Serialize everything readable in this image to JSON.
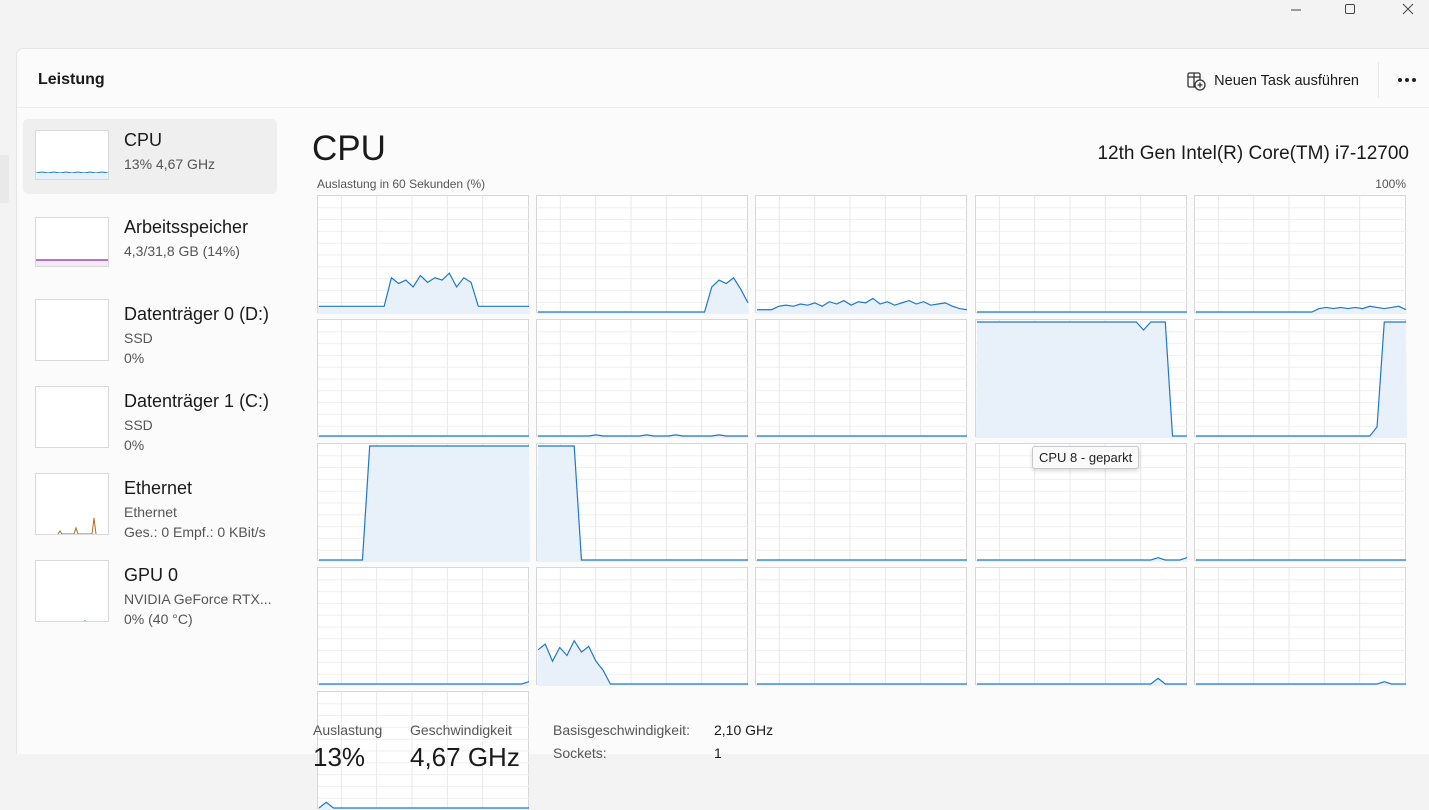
{
  "window": {
    "controls": [
      "minimize-icon",
      "maximize-icon",
      "close-icon"
    ]
  },
  "header": {
    "title": "Leistung",
    "run_task_label": "Neuen Task ausführen",
    "more_icon": "more-icon"
  },
  "sidebar": {
    "items": [
      {
        "name": "CPU",
        "sub1": "13%  4,67 GHz",
        "sub2": "",
        "color": "#1f78c8"
      },
      {
        "name": "Arbeitsspeicher",
        "sub1": "4,3/31,8 GB (14%)",
        "sub2": "",
        "color": "#8b2a9b"
      },
      {
        "name": "Datenträger 0 (D:)",
        "sub1": "SSD",
        "sub2": "0%",
        "color": "#4c9a2a"
      },
      {
        "name": "Datenträger 1 (C:)",
        "sub1": "SSD",
        "sub2": "0%",
        "color": "#4c9a2a"
      },
      {
        "name": "Ethernet",
        "sub1": "Ethernet",
        "sub2": "Ges.: 0  Empf.: 0 KBit/s",
        "color": "#b5651d"
      },
      {
        "name": "GPU 0",
        "sub1": "NVIDIA GeForce RTX...",
        "sub2": "0%  (40 °C)",
        "color": "#1f78c8"
      }
    ]
  },
  "main": {
    "title": "CPU",
    "model": "12th Gen Intel(R) Core(TM) i7-12700",
    "axis_label": "Auslastung in 60 Sekunden (%)",
    "axis_max": "100%",
    "tooltip": "CPU 8 - geparkt"
  },
  "stats": {
    "utilization_label": "Auslastung",
    "utilization_value": "13%",
    "speed_label": "Geschwindigkeit",
    "speed_value": "4,67 GHz",
    "base_speed_label": "Basisgeschwindigkeit:",
    "base_speed_value": "2,10 GHz",
    "sockets_label": "Sockets:",
    "sockets_value": "1"
  },
  "chart_data": {
    "type": "line",
    "title": "Auslastung in 60 Sekunden (%)",
    "ylim": [
      0,
      100
    ],
    "x_points": 30,
    "series": [
      {
        "values": [
          5,
          5,
          5,
          5,
          5,
          5,
          5,
          5,
          5,
          5,
          30,
          25,
          28,
          22,
          32,
          26,
          30,
          28,
          34,
          22,
          30,
          26,
          5,
          5,
          5,
          5,
          5,
          5,
          5,
          5
        ]
      },
      {
        "values": [
          0,
          0,
          0,
          0,
          0,
          0,
          0,
          0,
          0,
          0,
          0,
          0,
          0,
          0,
          0,
          0,
          0,
          0,
          0,
          0,
          0,
          0,
          0,
          0,
          22,
          28,
          25,
          30,
          20,
          8
        ]
      },
      {
        "values": [
          2,
          2,
          2,
          5,
          6,
          5,
          7,
          6,
          8,
          5,
          9,
          7,
          10,
          6,
          9,
          8,
          12,
          7,
          9,
          6,
          8,
          10,
          7,
          9,
          6,
          7,
          8,
          5,
          3,
          2
        ]
      },
      {
        "values": [
          0,
          0,
          0,
          0,
          0,
          0,
          0,
          0,
          0,
          0,
          0,
          0,
          0,
          0,
          0,
          0,
          0,
          0,
          0,
          0,
          0,
          0,
          0,
          0,
          0,
          0,
          0,
          0,
          0,
          0
        ]
      },
      {
        "values": [
          0,
          0,
          0,
          0,
          0,
          0,
          0,
          0,
          0,
          0,
          0,
          0,
          0,
          0,
          0,
          0,
          0,
          3,
          4,
          3,
          4,
          3,
          4,
          3,
          5,
          4,
          3,
          4,
          5,
          2
        ]
      },
      {
        "values": [
          0,
          0,
          0,
          0,
          0,
          0,
          0,
          0,
          0,
          0,
          0,
          0,
          0,
          0,
          0,
          0,
          0,
          0,
          0,
          0,
          0,
          0,
          0,
          0,
          0,
          0,
          0,
          0,
          0,
          0
        ]
      },
      {
        "values": [
          0,
          0,
          0,
          0,
          0,
          0,
          0,
          0,
          1,
          0,
          0,
          0,
          0,
          0,
          0,
          1,
          0,
          0,
          0,
          1,
          0,
          0,
          0,
          0,
          0,
          1,
          0,
          0,
          0,
          0
        ]
      },
      {
        "values": [
          0,
          0,
          0,
          0,
          0,
          0,
          0,
          0,
          0,
          0,
          0,
          0,
          0,
          0,
          0,
          0,
          0,
          0,
          0,
          0,
          0,
          0,
          0,
          0,
          0,
          0,
          0,
          0,
          0,
          0
        ]
      },
      {
        "values": [
          100,
          100,
          100,
          100,
          100,
          100,
          100,
          100,
          100,
          100,
          100,
          100,
          100,
          100,
          100,
          100,
          100,
          100,
          100,
          100,
          100,
          100,
          100,
          93,
          100,
          100,
          100,
          0,
          0,
          0
        ]
      },
      {
        "values": [
          0,
          0,
          0,
          0,
          0,
          0,
          0,
          0,
          0,
          0,
          0,
          0,
          0,
          0,
          0,
          0,
          0,
          0,
          0,
          0,
          0,
          0,
          0,
          0,
          0,
          8,
          100,
          100,
          100,
          100
        ]
      },
      {
        "values": [
          0,
          0,
          0,
          0,
          0,
          0,
          0,
          100,
          100,
          100,
          100,
          100,
          100,
          100,
          100,
          100,
          100,
          100,
          100,
          100,
          100,
          100,
          100,
          100,
          100,
          100,
          100,
          100,
          100,
          100
        ]
      },
      {
        "values": [
          100,
          100,
          100,
          100,
          100,
          100,
          0,
          0,
          0,
          0,
          0,
          0,
          0,
          0,
          0,
          0,
          0,
          0,
          0,
          0,
          0,
          0,
          0,
          0,
          0,
          0,
          0,
          0,
          0,
          0
        ]
      },
      {
        "values": [
          0,
          0,
          0,
          0,
          0,
          0,
          0,
          0,
          0,
          0,
          0,
          0,
          0,
          0,
          0,
          0,
          0,
          0,
          0,
          0,
          0,
          0,
          0,
          0,
          0,
          0,
          0,
          0,
          0,
          0
        ]
      },
      {
        "values": [
          0,
          0,
          0,
          0,
          0,
          0,
          0,
          0,
          0,
          0,
          0,
          0,
          0,
          0,
          0,
          0,
          0,
          0,
          0,
          0,
          0,
          0,
          0,
          0,
          0,
          2,
          0,
          0,
          0,
          2
        ]
      },
      {
        "values": [
          0,
          0,
          0,
          0,
          0,
          0,
          0,
          0,
          0,
          0,
          0,
          0,
          0,
          0,
          0,
          0,
          0,
          0,
          0,
          0,
          0,
          0,
          0,
          0,
          0,
          0,
          0,
          0,
          0,
          0
        ]
      },
      {
        "values": [
          0,
          0,
          0,
          0,
          0,
          0,
          0,
          0,
          0,
          0,
          0,
          0,
          0,
          0,
          0,
          0,
          0,
          0,
          0,
          0,
          0,
          0,
          0,
          0,
          0,
          0,
          0,
          0,
          0,
          2
        ]
      },
      {
        "values": [
          30,
          35,
          20,
          32,
          25,
          38,
          28,
          33,
          20,
          12,
          0,
          0,
          0,
          0,
          0,
          0,
          0,
          0,
          0,
          0,
          0,
          0,
          0,
          0,
          0,
          0,
          0,
          0,
          0,
          0
        ]
      },
      {
        "values": [
          0,
          0,
          0,
          0,
          0,
          0,
          0,
          0,
          0,
          0,
          0,
          0,
          0,
          0,
          0,
          0,
          0,
          0,
          0,
          0,
          0,
          0,
          0,
          0,
          0,
          0,
          0,
          0,
          0,
          0
        ]
      },
      {
        "values": [
          0,
          0,
          0,
          0,
          0,
          0,
          0,
          0,
          0,
          0,
          0,
          0,
          0,
          0,
          0,
          0,
          0,
          0,
          0,
          0,
          0,
          0,
          0,
          0,
          0,
          5,
          0,
          0,
          0,
          0
        ]
      },
      {
        "values": [
          0,
          0,
          0,
          0,
          0,
          0,
          0,
          0,
          0,
          0,
          0,
          0,
          0,
          0,
          0,
          0,
          0,
          0,
          0,
          0,
          0,
          0,
          0,
          0,
          0,
          0,
          2,
          0,
          0,
          0
        ]
      },
      {
        "values": [
          0,
          5,
          0,
          0,
          0,
          0,
          0,
          0,
          0,
          0,
          0,
          0,
          0,
          0,
          0,
          0,
          0,
          0,
          0,
          0,
          0,
          0,
          0,
          0,
          0,
          0,
          0,
          0,
          0,
          0
        ]
      }
    ]
  }
}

◇ ◇ ◇ ◇ ◇

#### Instruction
Pick out and copy every line that contains the word "icon".

#### Written response
      "minimize-icon",
      "maximize-icon",
      "close-icon"
    "more_icon": "more-icon"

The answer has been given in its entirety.